- **Supplied entries**:
╔══
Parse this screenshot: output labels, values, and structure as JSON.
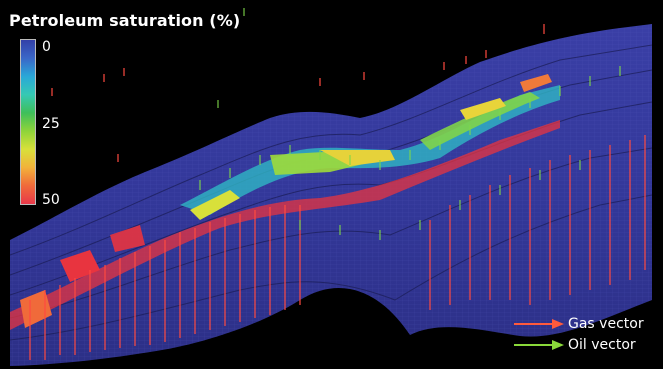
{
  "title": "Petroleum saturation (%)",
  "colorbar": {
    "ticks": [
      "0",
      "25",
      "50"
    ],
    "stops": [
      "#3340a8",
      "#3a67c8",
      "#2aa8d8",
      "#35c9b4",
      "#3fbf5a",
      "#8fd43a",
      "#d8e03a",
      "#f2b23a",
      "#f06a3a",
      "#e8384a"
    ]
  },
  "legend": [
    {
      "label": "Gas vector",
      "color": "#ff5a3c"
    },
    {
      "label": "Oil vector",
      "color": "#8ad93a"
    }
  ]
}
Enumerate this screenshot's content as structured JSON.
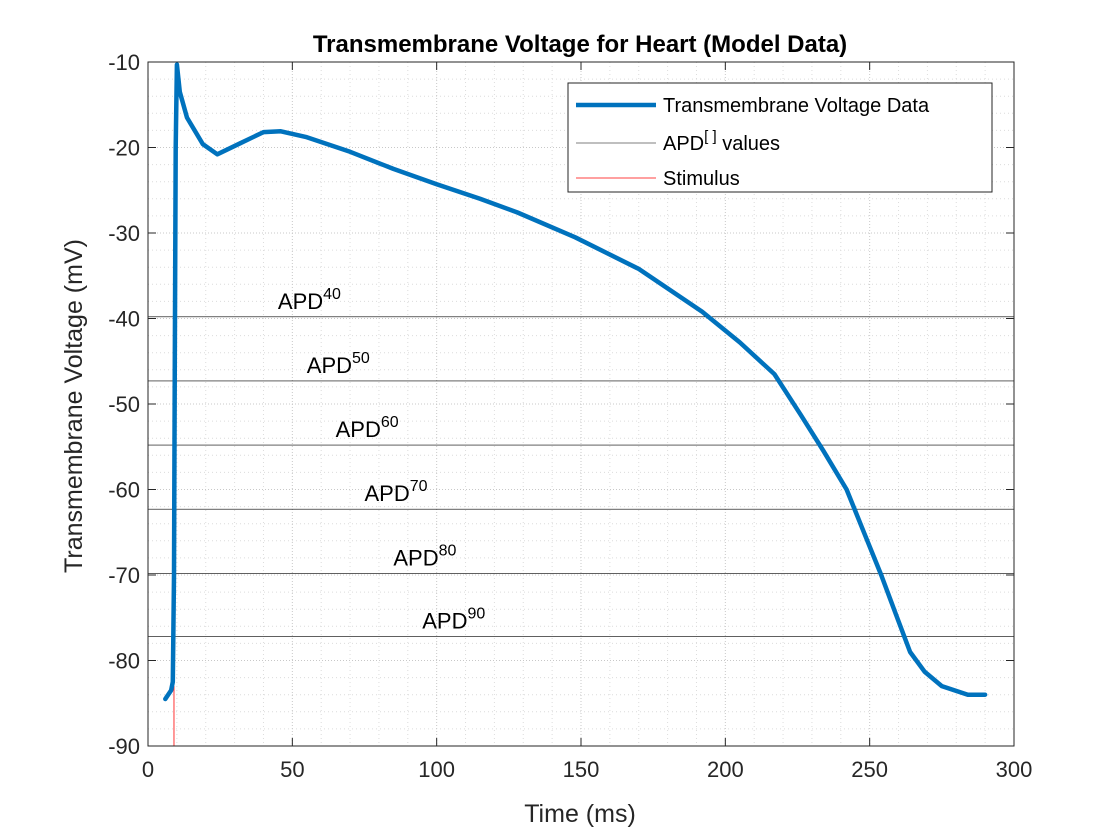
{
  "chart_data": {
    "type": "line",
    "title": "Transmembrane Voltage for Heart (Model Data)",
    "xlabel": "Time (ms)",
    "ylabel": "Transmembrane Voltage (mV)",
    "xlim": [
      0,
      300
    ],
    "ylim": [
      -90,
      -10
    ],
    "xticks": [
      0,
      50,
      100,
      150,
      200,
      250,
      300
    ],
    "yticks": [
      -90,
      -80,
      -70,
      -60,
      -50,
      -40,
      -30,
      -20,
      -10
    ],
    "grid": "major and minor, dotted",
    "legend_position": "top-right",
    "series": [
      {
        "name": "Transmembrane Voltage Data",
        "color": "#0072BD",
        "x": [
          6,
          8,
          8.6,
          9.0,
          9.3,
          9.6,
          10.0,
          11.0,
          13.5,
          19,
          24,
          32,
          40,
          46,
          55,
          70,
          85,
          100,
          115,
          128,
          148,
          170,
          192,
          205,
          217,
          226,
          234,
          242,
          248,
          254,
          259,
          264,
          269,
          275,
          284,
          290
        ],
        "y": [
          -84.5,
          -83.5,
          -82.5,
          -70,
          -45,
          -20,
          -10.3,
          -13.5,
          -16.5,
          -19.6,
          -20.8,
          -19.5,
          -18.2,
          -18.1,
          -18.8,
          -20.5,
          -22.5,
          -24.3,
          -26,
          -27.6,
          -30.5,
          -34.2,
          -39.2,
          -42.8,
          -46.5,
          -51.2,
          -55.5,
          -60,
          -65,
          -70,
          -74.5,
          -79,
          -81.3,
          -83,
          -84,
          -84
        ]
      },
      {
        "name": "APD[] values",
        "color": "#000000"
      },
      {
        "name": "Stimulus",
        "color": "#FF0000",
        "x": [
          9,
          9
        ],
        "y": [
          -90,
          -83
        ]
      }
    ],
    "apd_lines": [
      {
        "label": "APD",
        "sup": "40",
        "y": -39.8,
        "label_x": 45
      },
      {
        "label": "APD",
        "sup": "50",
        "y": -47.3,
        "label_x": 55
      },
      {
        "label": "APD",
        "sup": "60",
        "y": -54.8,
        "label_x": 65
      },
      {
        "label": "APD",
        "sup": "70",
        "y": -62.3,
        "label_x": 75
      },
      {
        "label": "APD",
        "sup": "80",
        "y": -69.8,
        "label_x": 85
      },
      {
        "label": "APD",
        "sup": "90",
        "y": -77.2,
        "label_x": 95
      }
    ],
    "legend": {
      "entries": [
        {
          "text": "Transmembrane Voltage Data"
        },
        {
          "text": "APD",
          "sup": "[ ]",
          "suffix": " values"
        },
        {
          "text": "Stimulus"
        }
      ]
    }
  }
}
╚══
- **Written problem**: Make an exact reproduction of the listing above, without any pictures.

- **Answer to this problem**:
Parse this screenshot: output labels, values, and structure as JSON.
{
  "title": "Petroleum saturation (%)",
  "colorbar": {
    "ticks": [
      "0",
      "25",
      "50"
    ],
    "stops": [
      "#3340a8",
      "#3a67c8",
      "#2aa8d8",
      "#35c9b4",
      "#3fbf5a",
      "#8fd43a",
      "#d8e03a",
      "#f2b23a",
      "#f06a3a",
      "#e8384a"
    ]
  },
  "legend": [
    {
      "label": "Gas vector",
      "color": "#ff5a3c"
    },
    {
      "label": "Oil vector",
      "color": "#8ad93a"
    }
  ]
}
Enumerate this screenshot's content as structured JSON.
{
  "chart_data": {
    "type": "line",
    "title": "Transmembrane Voltage for Heart (Model Data)",
    "xlabel": "Time (ms)",
    "ylabel": "Transmembrane Voltage (mV)",
    "xlim": [
      0,
      300
    ],
    "ylim": [
      -90,
      -10
    ],
    "xticks": [
      0,
      50,
      100,
      150,
      200,
      250,
      300
    ],
    "yticks": [
      -90,
      -80,
      -70,
      -60,
      -50,
      -40,
      -30,
      -20,
      -10
    ],
    "grid": "major and minor, dotted",
    "legend_position": "top-right",
    "series": [
      {
        "name": "Transmembrane Voltage Data",
        "color": "#0072BD",
        "x": [
          6,
          8,
          8.6,
          9.0,
          9.3,
          9.6,
          10.0,
          11.0,
          13.5,
          19,
          24,
          32,
          40,
          46,
          55,
          70,
          85,
          100,
          115,
          128,
          148,
          170,
          192,
          205,
          217,
          226,
          234,
          242,
          248,
          254,
          259,
          264,
          269,
          275,
          284,
          290
        ],
        "y": [
          -84.5,
          -83.5,
          -82.5,
          -70,
          -45,
          -20,
          -10.3,
          -13.5,
          -16.5,
          -19.6,
          -20.8,
          -19.5,
          -18.2,
          -18.1,
          -18.8,
          -20.5,
          -22.5,
          -24.3,
          -26,
          -27.6,
          -30.5,
          -34.2,
          -39.2,
          -42.8,
          -46.5,
          -51.2,
          -55.5,
          -60,
          -65,
          -70,
          -74.5,
          -79,
          -81.3,
          -83,
          -84,
          -84
        ]
      },
      {
        "name": "APD[] values",
        "color": "#000000"
      },
      {
        "name": "Stimulus",
        "color": "#FF0000",
        "x": [
          9,
          9
        ],
        "y": [
          -90,
          -83
        ]
      }
    ],
    "apd_lines": [
      {
        "label": "APD",
        "sup": "40",
        "y": -39.8,
        "label_x": 45
      },
      {
        "label": "APD",
        "sup": "50",
        "y": -47.3,
        "label_x": 55
      },
      {
        "label": "APD",
        "sup": "60",
        "y": -54.8,
        "label_x": 65
      },
      {
        "label": "APD",
        "sup": "70",
        "y": -62.3,
        "label_x": 75
      },
      {
        "label": "APD",
        "sup": "80",
        "y": -69.8,
        "label_x": 85
      },
      {
        "label": "APD",
        "sup": "90",
        "y": -77.2,
        "label_x": 95
      }
    ],
    "legend": {
      "entries": [
        {
          "text": "Transmembrane Voltage Data"
        },
        {
          "text": "APD",
          "sup": "[ ]",
          "suffix": " values"
        },
        {
          "text": "Stimulus"
        }
      ]
    }
  }
}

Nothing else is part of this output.